Required task: Edit the lines starting at the top of the records and ending at the line that contains "text: Donec quis": replace "x-tick-label" with "x-axis-tick" and leave everything else unchanged.

--- begin Task inputs ---

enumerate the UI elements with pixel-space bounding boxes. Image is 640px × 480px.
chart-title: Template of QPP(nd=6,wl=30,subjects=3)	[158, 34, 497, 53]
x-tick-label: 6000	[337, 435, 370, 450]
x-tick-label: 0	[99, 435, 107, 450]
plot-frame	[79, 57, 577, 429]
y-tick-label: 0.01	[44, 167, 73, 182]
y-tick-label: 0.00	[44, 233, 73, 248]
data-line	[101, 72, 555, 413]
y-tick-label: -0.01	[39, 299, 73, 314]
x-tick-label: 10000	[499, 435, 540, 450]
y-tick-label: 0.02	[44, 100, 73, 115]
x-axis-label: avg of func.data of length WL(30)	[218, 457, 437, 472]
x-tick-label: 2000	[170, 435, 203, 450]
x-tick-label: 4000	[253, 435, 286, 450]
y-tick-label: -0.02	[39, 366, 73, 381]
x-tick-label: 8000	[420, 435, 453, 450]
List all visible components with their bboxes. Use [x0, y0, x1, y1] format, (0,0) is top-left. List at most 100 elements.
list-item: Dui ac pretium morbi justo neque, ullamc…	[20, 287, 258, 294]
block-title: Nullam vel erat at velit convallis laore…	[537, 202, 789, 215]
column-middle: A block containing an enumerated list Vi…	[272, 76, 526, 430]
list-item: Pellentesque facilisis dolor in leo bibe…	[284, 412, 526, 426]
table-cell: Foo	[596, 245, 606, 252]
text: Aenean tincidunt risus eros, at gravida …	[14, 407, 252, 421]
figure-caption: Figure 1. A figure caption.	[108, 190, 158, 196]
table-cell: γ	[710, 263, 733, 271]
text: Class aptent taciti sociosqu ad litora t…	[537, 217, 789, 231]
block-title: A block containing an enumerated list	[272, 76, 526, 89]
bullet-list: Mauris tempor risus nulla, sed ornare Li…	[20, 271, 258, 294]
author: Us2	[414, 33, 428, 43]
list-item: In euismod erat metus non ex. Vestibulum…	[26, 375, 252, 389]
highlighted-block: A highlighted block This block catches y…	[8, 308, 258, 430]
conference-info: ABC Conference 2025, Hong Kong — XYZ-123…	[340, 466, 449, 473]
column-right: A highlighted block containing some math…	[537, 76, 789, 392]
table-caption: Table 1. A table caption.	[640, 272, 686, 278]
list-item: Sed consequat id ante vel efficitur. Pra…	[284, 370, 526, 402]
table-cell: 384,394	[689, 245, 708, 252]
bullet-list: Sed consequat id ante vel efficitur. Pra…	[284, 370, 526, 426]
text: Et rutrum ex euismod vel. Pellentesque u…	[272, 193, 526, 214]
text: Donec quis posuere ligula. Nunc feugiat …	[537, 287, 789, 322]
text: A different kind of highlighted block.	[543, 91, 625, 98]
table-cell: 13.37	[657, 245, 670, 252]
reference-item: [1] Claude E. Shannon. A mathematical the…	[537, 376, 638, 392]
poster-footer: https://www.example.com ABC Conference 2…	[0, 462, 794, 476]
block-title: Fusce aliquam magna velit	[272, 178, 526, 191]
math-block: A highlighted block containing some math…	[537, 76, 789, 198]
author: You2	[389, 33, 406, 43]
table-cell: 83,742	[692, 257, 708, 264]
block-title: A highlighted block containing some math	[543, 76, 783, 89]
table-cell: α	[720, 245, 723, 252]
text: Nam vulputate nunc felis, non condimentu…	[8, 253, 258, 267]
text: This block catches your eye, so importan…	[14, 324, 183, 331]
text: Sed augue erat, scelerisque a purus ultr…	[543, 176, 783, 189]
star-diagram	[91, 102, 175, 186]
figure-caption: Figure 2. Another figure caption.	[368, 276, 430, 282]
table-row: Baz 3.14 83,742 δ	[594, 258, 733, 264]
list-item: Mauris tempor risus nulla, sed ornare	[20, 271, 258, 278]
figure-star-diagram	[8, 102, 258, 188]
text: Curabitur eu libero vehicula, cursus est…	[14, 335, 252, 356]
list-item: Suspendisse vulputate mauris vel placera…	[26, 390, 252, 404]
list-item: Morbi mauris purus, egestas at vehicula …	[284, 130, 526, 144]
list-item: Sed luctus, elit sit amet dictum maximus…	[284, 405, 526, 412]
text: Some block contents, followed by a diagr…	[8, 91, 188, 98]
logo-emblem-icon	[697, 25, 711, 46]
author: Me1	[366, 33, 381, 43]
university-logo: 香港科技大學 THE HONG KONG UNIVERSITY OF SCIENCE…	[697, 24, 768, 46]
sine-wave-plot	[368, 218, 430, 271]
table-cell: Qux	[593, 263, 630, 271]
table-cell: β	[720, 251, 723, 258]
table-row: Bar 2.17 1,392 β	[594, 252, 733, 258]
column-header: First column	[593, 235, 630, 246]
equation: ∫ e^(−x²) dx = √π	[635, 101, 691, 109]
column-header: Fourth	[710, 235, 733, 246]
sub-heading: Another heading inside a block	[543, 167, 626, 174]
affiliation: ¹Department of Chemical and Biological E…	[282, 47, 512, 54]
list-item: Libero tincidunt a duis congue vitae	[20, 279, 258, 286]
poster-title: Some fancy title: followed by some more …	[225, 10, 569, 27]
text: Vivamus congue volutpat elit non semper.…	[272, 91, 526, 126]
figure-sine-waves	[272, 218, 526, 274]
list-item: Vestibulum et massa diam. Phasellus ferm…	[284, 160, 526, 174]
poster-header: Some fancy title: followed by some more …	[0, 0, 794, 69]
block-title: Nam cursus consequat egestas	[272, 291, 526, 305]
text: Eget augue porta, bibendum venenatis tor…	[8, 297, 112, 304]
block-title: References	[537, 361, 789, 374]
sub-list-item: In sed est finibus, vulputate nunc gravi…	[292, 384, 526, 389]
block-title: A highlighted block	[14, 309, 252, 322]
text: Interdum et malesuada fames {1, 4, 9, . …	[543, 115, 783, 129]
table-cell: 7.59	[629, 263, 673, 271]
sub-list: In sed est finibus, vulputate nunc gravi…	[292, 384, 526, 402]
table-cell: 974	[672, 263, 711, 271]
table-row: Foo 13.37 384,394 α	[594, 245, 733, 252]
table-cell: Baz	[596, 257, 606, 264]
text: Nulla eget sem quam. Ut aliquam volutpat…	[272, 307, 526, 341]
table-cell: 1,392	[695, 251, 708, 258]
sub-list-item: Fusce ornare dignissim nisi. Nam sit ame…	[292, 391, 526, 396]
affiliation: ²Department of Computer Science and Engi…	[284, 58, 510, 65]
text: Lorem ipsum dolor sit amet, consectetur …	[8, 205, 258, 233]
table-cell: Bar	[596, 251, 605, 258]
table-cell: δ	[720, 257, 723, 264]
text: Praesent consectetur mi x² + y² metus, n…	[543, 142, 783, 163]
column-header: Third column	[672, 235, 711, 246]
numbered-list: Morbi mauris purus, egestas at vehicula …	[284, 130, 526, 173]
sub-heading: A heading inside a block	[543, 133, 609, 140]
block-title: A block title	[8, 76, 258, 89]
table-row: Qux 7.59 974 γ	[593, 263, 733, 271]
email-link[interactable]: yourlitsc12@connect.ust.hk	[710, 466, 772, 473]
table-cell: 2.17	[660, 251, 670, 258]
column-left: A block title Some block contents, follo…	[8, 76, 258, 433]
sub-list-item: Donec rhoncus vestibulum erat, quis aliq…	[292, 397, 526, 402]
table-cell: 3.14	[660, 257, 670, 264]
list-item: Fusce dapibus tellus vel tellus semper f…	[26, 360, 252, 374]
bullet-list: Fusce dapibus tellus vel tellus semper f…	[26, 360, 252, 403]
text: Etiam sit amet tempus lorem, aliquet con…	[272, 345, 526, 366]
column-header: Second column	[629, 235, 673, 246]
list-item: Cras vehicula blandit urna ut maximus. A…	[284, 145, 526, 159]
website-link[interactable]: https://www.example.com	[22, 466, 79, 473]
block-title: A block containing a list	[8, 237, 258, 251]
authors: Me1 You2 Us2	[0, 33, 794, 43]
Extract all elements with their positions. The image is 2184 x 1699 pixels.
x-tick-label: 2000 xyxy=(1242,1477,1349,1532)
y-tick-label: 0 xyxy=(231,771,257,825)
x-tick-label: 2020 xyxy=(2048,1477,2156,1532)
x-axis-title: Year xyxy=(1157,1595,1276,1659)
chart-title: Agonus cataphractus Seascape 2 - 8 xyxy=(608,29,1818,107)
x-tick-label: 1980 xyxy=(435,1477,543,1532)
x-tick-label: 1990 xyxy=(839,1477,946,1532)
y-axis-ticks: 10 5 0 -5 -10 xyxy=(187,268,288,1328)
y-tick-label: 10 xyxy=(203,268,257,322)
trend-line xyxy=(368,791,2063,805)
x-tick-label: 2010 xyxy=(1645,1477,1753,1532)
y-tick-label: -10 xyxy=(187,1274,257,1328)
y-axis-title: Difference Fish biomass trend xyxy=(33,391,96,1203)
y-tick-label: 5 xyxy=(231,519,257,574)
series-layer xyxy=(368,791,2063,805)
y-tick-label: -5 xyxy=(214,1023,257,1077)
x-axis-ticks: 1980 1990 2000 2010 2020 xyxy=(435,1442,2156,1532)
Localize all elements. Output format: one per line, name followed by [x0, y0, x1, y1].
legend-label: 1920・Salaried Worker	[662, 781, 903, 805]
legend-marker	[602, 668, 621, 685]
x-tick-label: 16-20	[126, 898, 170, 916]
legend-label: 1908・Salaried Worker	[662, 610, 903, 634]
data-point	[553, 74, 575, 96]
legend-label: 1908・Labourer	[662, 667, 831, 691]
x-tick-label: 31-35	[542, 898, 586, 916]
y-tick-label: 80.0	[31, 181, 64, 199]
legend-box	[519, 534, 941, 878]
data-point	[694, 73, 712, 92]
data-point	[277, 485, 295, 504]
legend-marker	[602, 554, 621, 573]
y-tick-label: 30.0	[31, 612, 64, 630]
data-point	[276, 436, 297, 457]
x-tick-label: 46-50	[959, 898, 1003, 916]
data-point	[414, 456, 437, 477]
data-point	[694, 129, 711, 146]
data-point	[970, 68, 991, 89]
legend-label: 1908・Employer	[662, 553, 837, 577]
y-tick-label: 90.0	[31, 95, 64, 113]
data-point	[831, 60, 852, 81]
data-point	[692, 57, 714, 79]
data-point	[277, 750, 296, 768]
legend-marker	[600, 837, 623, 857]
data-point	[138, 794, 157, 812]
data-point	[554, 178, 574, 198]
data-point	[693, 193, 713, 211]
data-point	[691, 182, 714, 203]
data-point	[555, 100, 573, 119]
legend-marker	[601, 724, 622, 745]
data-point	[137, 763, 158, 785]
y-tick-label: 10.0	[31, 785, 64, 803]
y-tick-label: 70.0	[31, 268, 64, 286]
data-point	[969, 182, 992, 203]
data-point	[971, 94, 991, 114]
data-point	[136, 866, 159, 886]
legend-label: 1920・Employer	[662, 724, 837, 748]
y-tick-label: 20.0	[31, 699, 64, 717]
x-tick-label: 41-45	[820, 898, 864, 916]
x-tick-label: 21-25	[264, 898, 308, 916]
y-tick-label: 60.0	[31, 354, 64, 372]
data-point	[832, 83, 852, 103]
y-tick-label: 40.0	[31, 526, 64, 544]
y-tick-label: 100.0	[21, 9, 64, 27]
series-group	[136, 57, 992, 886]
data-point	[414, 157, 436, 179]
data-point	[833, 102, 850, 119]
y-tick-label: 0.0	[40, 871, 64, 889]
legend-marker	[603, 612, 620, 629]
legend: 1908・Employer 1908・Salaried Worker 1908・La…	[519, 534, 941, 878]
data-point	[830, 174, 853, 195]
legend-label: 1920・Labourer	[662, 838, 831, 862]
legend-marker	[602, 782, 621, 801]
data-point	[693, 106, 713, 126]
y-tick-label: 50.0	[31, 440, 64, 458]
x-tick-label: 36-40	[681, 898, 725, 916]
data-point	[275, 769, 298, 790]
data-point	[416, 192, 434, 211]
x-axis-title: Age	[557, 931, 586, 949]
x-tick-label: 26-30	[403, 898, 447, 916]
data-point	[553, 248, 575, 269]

--- end Task inputs ---

Result of this task:
enumerate the UI elements with pixel-space bounding boxes. Image is 640px × 480px.
chart-title: Template of QPP(nd=6,wl=30,subjects=3)	[158, 34, 497, 53]
x-axis-tick: 6000	[337, 435, 370, 450]
x-axis-tick: 0	[99, 435, 107, 450]
plot-frame	[79, 57, 577, 429]
y-tick-label: 0.01	[44, 167, 73, 182]
y-tick-label: 0.00	[44, 233, 73, 248]
data-line	[101, 72, 555, 413]
y-tick-label: -0.01	[39, 299, 73, 314]
x-axis-tick: 10000	[499, 435, 540, 450]
y-tick-label: 0.02	[44, 100, 73, 115]
x-axis-label: avg of func.data of length WL(30)	[218, 457, 437, 472]
x-axis-tick: 2000	[170, 435, 203, 450]
x-axis-tick: 4000	[253, 435, 286, 450]
y-tick-label: -0.02	[39, 366, 73, 381]
x-axis-tick: 8000	[420, 435, 453, 450]
List all visible components with their bboxes. Use [x0, y0, x1, y1] format, (0,0) is top-left. List at most 100 elements.
list-item: Dui ac pretium morbi justo neque, ullamc…	[20, 287, 258, 294]
block-title: Nullam vel erat at velit convallis laore…	[537, 202, 789, 215]
column-middle: A block containing an enumerated list Vi…	[272, 76, 526, 430]
list-item: Pellentesque facilisis dolor in leo bibe…	[284, 412, 526, 426]
table-cell: Foo	[596, 245, 606, 252]
text: Aenean tincidunt risus eros, at gravida …	[14, 407, 252, 421]
figure-caption: Figure 1. A figure caption.	[108, 190, 158, 196]
table-cell: γ	[710, 263, 733, 271]
text: Class aptent taciti sociosqu ad litora t…	[537, 217, 789, 231]
block-title: A block containing an enumerated list	[272, 76, 526, 89]
bullet-list: Mauris tempor risus nulla, sed ornare Li…	[20, 271, 258, 294]
author: Us2	[414, 33, 428, 43]
list-item: In euismod erat metus non ex. Vestibulum…	[26, 375, 252, 389]
highlighted-block: A highlighted block This block catches y…	[8, 308, 258, 430]
conference-info: ABC Conference 2025, Hong Kong — XYZ-123…	[340, 466, 449, 473]
column-right: A highlighted block containing some math…	[537, 76, 789, 392]
table-caption: Table 1. A table caption.	[640, 272, 686, 278]
list-item: Sed consequat id ante vel efficitur. Pra…	[284, 370, 526, 402]
table-cell: 384,394	[689, 245, 708, 252]
bullet-list: Sed consequat id ante vel efficitur. Pra…	[284, 370, 526, 426]
text: Et rutrum ex euismod vel. Pellentesque u…	[272, 193, 526, 214]
text: Donec quis posuere ligula. Nunc feugiat …	[537, 287, 789, 322]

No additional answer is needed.